* Begin DATA ROWS *

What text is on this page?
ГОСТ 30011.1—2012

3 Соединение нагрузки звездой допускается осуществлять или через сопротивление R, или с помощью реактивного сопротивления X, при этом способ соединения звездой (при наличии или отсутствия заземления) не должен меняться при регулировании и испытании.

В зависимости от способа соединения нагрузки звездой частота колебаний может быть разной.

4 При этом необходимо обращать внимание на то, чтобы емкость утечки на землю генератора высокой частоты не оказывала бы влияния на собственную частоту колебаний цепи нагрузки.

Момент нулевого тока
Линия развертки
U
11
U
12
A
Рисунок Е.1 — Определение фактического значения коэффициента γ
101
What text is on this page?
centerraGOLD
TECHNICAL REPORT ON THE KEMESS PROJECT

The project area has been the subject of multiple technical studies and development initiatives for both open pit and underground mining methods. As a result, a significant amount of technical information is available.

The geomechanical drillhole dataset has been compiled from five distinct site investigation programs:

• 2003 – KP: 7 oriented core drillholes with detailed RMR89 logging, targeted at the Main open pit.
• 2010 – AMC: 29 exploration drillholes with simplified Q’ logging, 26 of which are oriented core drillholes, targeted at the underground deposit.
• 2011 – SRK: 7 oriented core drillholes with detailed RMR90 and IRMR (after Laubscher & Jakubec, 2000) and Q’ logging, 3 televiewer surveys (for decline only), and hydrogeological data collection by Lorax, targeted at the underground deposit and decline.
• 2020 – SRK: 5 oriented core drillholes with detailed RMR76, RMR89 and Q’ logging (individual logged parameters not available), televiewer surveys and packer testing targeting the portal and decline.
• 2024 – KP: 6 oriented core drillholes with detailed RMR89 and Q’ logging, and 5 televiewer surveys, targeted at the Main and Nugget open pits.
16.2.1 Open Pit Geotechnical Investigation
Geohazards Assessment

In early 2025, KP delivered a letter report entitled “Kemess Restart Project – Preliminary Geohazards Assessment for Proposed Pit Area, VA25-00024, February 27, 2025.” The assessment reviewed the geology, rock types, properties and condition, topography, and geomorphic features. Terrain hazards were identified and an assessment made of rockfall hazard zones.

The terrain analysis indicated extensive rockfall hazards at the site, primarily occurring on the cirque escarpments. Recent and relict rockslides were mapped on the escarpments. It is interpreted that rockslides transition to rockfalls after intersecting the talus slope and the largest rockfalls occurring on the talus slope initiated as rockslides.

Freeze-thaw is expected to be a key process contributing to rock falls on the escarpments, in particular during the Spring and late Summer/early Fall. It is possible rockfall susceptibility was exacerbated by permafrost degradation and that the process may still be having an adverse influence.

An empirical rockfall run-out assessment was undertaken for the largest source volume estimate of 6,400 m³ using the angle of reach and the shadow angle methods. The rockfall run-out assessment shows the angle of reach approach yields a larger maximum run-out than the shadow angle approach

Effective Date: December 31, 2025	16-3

* End DATA ROWS *

Go back to the listing above and please repeat it exactly.

RESPONSE TO THIS TASK |
What text is on this page?
ГОСТ 30011.1—2012

3 Соединение нагрузки звездой допускается осуществлять или через сопротивление R, или с помощью реактивного сопротивления X, при этом способ соединения звездой (при наличии или отсутствия заземления) не должен меняться при регулировании и испытании.

В зависимости от способа соединения нагрузки звездой частота колебаний может быть разной.

4 При этом необходимо обращать внимание на то, чтобы емкость утечки на землю генератора высокой частоты не оказывала бы влияния на собственную частоту колебаний цепи нагрузки.

Момент нулевого тока
Линия развертки
U
11
U
12
A
Рисунок Е.1 — Определение фактического значения коэффициента γ
101
What text is on this page?
centerraGOLD
TECHNICAL REPORT ON THE KEMESS PROJECT

The project area has been the subject of multiple technical studies and development initiatives for both open pit and underground mining methods. As a result, a significant amount of technical information is available.

The geomechanical drillhole dataset has been compiled from five distinct site investigation programs:

• 2003 – KP: 7 oriented core drillholes with detailed RMR89 logging, targeted at the Main open pit.
• 2010 – AMC: 29 exploration drillholes with simplified Q’ logging, 26 of which are oriented core drillholes, targeted at the underground deposit.
• 2011 – SRK: 7 oriented core drillholes with detailed RMR90 and IRMR (after Laubscher & Jakubec, 2000) and Q’ logging, 3 televiewer surveys (for decline only), and hydrogeological data collection by Lorax, targeted at the underground deposit and decline.
• 2020 – SRK: 5 oriented core drillholes with detailed RMR76, RMR89 and Q’ logging (individual logged parameters not available), televiewer surveys and packer testing targeting the portal and decline.
• 2024 – KP: 6 oriented core drillholes with detailed RMR89 and Q’ logging, and 5 televiewer surveys, targeted at the Main and Nugget open pits.
16.2.1 Open Pit Geotechnical Investigation
Geohazards Assessment

In early 2025, KP delivered a letter report entitled “Kemess Restart Project – Preliminary Geohazards Assessment for Proposed Pit Area, VA25-00024, February 27, 2025.” The assessment reviewed the geology, rock types, properties and condition, topography, and geomorphic features. Terrain hazards were identified and an assessment made of rockfall hazard zones.

The terrain analysis indicated extensive rockfall hazards at the site, primarily occurring on the cirque escarpments. Recent and relict rockslides were mapped on the escarpments. It is interpreted that rockslides transition to rockfalls after intersecting the talus slope and the largest rockfalls occurring on the talus slope initiated as rockslides.

Freeze-thaw is expected to be a key process contributing to rock falls on the escarpments, in particular during the Spring and late Summer/early Fall. It is possible rockfall susceptibility was exacerbated by permafrost degradation and that the process may still be having an adverse influence.

An empirical rockfall run-out assessment was undertaken for the largest source volume estimate of 6,400 m³ using the angle of reach and the shadow angle methods. The rockfall run-out assessment shows the angle of reach approach yields a larger maximum run-out than the shadow angle approach

Effective Date: December 31, 2025	16-3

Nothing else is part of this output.